* [STATED GOAL]
Give the data again exactly as written, skipping any pictures.

Dataset entries
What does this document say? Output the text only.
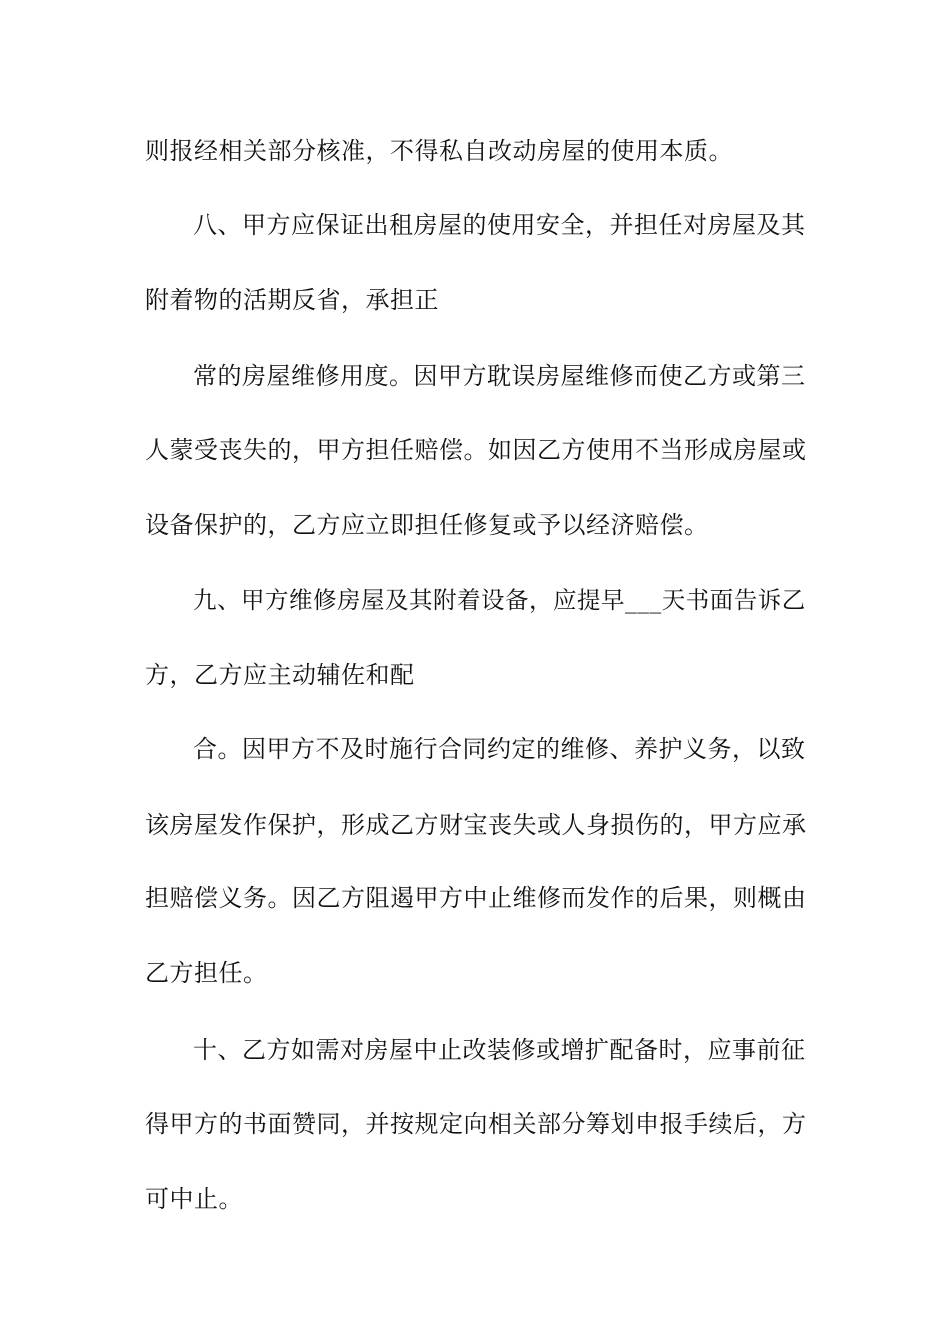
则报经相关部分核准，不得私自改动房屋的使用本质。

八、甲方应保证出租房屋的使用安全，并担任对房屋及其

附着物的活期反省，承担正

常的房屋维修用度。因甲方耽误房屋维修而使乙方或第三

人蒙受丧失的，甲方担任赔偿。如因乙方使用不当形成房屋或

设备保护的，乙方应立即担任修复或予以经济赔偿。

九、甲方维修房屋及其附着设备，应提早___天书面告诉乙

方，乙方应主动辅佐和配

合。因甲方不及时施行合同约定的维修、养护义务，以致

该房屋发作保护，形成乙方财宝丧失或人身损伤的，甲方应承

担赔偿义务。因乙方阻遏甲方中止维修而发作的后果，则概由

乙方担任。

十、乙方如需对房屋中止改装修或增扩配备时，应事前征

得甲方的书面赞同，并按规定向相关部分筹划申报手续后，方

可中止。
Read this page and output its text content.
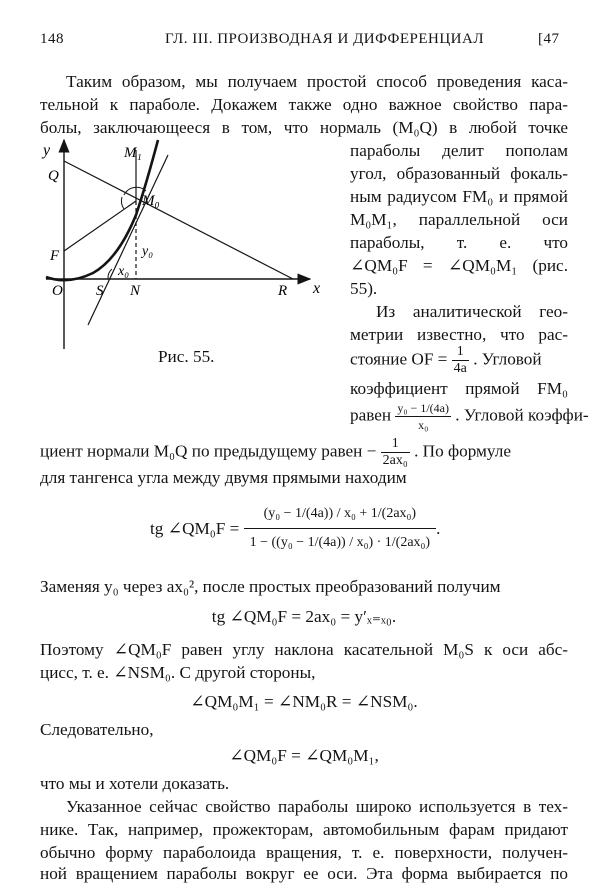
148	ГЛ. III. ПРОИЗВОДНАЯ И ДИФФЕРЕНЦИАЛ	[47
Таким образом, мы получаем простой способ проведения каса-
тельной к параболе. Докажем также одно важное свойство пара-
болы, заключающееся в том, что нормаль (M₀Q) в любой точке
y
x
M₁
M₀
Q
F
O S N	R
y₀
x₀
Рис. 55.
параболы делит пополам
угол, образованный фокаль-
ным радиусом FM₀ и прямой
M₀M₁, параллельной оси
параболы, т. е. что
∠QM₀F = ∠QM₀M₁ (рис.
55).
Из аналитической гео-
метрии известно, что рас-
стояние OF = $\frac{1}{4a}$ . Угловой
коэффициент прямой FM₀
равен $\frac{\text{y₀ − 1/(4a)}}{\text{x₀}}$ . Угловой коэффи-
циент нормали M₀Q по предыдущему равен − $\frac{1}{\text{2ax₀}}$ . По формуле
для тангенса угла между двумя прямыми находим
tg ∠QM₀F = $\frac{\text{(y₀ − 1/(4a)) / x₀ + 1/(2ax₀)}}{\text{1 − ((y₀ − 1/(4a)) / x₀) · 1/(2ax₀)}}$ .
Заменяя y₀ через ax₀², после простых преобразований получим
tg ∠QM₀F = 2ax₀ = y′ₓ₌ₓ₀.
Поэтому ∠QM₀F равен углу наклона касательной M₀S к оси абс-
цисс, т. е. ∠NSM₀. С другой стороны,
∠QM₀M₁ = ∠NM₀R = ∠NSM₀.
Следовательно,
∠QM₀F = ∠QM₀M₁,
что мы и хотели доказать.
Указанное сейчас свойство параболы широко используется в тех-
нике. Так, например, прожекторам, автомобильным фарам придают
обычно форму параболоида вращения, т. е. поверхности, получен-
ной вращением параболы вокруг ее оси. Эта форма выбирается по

* [EXERCISE RESPONSE]
What does this document say? Output the text only.
则报经相关部分核准，不得私自改动房屋的使用本质。

八、甲方应保证出租房屋的使用安全，并担任对房屋及其

附着物的活期反省，承担正

常的房屋维修用度。因甲方耽误房屋维修而使乙方或第三

人蒙受丧失的，甲方担任赔偿。如因乙方使用不当形成房屋或

设备保护的，乙方应立即担任修复或予以经济赔偿。

九、甲方维修房屋及其附着设备，应提早___天书面告诉乙

方，乙方应主动辅佐和配

合。因甲方不及时施行合同约定的维修、养护义务，以致

该房屋发作保护，形成乙方财宝丧失或人身损伤的，甲方应承

担赔偿义务。因乙方阻遏甲方中止维修而发作的后果，则概由

乙方担任。

十、乙方如需对房屋中止改装修或增扩配备时，应事前征

得甲方的书面赞同，并按规定向相关部分筹划申报手续后，方

可中止。
Read this page and output its text content.
148	ГЛ. III. ПРОИЗВОДНАЯ И ДИФФЕРЕНЦИАЛ	[47
Таким образом, мы получаем простой способ проведения каса-
тельной к параболе. Докажем также одно важное свойство пара-
болы, заключающееся в том, что нормаль (M₀Q) в любой точке
y
x
M₁
M₀
Q
F
O S N	R
y₀
x₀
Рис. 55.
параболы делит пополам
угол, образованный фокаль-
ным радиусом FM₀ и прямой
M₀M₁, параллельной оси
параболы, т. е. что
∠QM₀F = ∠QM₀M₁ (рис.
55).
Из аналитической гео-
метрии известно, что рас-
стояние OF = $\frac{1}{4a}$ . Угловой
коэффициент прямой FM₀
равен $\frac{\text{y₀ − 1/(4a)}}{\text{x₀}}$ . Угловой коэффи-
циент нормали M₀Q по предыдущему равен − $\frac{1}{\text{2ax₀}}$ . По формуле
для тангенса угла между двумя прямыми находим
tg ∠QM₀F = $\frac{\text{(y₀ − 1/(4a)) / x₀ + 1/(2ax₀)}}{\text{1 − ((y₀ − 1/(4a)) / x₀) · 1/(2ax₀)}}$ .
Заменяя y₀ через ax₀², после простых преобразований получим
tg ∠QM₀F = 2ax₀ = y′ₓ₌ₓ₀.
Поэтому ∠QM₀F равен углу наклона касательной M₀S к оси абс-
цисс, т. е. ∠NSM₀. С другой стороны,
∠QM₀M₁ = ∠NM₀R = ∠NSM₀.
Следовательно,
∠QM₀F = ∠QM₀M₁,
что мы и хотели доказать.
Указанное сейчас свойство параболы широко используется в тех-
нике. Так, например, прожекторам, автомобильным фарам придают
обычно форму параболоида вращения, т. е. поверхности, получен-
ной вращением параболы вокруг ее оси. Эта форма выбирается по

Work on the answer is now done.